=== Given information ===

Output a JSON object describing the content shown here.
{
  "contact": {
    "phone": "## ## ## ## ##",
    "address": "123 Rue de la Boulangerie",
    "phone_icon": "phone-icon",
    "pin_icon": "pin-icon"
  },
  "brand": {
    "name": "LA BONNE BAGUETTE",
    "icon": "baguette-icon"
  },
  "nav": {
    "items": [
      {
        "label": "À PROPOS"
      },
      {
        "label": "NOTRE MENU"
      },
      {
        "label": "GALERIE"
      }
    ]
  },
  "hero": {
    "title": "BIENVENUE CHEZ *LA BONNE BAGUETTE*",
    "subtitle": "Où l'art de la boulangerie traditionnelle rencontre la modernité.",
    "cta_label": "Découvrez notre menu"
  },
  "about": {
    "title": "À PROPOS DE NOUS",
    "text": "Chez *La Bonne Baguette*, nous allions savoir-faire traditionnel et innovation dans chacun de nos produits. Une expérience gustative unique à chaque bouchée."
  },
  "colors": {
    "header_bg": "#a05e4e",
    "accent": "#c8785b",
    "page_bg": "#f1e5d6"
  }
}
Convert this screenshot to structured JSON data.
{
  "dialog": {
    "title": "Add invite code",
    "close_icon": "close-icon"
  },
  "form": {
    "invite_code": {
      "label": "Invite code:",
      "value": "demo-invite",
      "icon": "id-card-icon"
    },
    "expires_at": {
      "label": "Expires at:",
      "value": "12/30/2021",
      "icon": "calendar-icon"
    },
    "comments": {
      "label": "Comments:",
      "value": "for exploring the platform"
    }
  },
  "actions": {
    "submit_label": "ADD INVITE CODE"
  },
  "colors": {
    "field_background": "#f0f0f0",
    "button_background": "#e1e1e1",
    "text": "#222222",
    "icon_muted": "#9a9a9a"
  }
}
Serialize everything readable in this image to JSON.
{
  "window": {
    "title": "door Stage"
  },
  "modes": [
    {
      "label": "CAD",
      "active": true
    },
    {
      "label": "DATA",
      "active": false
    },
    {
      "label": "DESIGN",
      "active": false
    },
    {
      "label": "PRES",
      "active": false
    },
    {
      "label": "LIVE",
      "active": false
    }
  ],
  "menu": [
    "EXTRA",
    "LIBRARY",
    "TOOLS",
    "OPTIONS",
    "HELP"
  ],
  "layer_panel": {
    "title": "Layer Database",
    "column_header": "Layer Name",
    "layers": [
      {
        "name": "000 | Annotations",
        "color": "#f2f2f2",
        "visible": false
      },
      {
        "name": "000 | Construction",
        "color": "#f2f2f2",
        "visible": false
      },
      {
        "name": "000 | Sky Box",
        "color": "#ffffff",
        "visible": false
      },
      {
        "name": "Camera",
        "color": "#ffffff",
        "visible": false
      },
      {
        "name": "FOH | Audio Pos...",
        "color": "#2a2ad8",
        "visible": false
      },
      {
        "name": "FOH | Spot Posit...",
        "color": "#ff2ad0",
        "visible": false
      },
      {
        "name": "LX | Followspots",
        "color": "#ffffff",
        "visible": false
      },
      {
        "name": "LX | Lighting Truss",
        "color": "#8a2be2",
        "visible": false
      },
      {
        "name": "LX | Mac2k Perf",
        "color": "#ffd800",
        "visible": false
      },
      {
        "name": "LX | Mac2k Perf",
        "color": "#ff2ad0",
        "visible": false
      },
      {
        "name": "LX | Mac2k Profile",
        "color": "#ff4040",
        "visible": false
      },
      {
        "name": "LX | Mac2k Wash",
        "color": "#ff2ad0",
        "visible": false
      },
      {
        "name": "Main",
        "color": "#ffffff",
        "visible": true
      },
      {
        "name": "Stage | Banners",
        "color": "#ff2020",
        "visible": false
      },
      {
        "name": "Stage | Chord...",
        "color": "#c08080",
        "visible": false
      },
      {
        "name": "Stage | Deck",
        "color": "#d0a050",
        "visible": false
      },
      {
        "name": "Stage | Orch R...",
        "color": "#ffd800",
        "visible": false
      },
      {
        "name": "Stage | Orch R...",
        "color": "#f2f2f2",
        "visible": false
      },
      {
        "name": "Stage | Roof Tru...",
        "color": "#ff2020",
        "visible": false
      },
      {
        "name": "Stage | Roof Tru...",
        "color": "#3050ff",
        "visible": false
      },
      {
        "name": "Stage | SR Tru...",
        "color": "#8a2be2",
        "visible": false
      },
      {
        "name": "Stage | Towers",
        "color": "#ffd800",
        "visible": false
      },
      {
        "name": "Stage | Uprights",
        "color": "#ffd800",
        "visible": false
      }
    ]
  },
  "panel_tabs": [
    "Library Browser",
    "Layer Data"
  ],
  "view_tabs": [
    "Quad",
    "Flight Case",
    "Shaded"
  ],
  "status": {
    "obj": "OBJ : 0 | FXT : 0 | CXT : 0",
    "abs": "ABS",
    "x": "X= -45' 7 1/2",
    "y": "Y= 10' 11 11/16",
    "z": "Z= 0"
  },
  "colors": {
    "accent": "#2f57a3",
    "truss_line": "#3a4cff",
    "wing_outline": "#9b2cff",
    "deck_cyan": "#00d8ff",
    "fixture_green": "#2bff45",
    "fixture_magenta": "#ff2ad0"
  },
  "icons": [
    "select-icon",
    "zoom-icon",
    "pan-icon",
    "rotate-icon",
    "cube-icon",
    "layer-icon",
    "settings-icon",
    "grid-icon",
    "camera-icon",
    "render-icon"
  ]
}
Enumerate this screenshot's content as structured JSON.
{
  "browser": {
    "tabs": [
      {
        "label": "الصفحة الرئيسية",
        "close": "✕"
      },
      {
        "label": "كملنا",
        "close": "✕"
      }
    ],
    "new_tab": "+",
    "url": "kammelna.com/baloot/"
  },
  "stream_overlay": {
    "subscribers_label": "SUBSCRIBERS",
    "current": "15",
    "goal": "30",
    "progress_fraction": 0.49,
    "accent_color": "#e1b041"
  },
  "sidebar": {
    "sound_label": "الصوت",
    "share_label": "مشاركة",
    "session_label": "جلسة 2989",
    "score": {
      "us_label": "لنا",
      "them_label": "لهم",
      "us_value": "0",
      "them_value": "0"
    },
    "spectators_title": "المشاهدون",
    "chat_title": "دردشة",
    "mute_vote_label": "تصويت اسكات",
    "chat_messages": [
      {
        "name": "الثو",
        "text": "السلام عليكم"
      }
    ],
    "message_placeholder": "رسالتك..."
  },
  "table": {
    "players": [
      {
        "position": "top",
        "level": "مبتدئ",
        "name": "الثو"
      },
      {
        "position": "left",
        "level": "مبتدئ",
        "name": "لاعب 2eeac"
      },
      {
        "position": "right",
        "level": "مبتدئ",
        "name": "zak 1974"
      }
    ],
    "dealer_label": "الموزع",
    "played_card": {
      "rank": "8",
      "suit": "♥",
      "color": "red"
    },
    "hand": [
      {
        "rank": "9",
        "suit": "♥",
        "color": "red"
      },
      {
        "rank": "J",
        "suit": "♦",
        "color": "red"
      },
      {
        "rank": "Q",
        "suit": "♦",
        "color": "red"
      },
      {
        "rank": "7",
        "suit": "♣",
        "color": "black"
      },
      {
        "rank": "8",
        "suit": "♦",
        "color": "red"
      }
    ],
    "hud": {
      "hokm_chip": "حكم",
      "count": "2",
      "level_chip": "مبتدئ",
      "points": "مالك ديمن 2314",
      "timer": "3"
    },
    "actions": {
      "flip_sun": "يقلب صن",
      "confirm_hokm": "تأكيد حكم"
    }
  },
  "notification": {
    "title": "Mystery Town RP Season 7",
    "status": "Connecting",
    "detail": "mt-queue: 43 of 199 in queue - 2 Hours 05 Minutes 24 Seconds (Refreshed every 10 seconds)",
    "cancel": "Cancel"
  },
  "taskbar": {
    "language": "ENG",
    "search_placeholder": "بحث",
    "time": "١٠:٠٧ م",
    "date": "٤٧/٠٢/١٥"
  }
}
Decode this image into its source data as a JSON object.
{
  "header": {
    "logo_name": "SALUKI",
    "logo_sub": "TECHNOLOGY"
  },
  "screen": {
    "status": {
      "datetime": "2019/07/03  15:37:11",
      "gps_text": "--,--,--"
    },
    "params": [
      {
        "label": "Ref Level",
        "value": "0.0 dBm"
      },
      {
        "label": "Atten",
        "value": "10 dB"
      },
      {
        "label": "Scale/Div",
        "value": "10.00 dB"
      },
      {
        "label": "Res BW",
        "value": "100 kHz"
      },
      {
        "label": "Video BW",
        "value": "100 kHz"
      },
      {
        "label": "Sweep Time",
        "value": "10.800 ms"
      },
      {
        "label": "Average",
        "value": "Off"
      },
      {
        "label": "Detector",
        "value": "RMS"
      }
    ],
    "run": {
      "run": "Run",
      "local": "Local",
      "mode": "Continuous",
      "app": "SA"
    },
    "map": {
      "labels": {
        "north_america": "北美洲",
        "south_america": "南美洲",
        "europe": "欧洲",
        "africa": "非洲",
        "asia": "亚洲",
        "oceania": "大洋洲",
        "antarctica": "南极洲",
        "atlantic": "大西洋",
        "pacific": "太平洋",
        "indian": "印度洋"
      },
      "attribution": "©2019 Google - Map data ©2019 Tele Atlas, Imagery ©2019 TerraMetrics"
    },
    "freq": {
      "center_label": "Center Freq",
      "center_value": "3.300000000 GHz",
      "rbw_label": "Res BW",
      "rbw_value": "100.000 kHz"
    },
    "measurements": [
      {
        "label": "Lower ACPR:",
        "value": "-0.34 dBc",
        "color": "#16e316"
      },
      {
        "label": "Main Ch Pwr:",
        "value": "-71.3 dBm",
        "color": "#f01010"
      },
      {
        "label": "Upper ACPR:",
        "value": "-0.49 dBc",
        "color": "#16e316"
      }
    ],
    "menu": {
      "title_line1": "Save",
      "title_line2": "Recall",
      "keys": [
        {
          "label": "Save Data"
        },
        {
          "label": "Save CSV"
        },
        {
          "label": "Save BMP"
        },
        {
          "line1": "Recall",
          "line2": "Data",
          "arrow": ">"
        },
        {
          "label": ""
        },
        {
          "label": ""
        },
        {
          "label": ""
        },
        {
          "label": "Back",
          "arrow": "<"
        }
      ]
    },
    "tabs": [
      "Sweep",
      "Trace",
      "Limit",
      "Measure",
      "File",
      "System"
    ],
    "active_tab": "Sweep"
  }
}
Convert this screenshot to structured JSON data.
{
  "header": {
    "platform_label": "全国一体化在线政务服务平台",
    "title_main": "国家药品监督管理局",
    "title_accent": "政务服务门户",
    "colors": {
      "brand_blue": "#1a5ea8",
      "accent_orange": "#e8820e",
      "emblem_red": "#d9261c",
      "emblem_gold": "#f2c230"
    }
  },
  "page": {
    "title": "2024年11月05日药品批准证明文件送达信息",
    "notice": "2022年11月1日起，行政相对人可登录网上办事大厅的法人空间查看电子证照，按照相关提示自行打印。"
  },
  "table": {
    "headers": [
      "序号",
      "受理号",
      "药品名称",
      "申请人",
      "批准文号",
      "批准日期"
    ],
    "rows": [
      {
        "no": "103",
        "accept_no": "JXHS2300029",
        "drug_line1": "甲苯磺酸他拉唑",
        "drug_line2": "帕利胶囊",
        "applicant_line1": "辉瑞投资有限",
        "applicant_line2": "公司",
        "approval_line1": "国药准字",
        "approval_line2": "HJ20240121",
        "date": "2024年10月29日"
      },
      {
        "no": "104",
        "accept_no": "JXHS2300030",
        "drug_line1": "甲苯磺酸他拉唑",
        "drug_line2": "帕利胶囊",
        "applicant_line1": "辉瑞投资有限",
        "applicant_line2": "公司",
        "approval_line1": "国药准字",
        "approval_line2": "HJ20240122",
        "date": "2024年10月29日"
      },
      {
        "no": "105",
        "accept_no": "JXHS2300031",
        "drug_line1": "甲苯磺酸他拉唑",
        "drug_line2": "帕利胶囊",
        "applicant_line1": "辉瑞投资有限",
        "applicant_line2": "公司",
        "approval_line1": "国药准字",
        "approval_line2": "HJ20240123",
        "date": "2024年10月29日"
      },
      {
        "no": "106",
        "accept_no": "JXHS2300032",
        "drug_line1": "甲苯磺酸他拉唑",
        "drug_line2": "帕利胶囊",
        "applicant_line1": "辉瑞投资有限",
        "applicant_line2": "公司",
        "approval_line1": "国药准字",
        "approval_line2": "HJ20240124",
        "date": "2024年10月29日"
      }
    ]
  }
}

=== What is being asked ===
Look through the entries and return every line where "position" appears.

=== Complete response ===
        "position": "top",
        "position": "left",
        "position": "right",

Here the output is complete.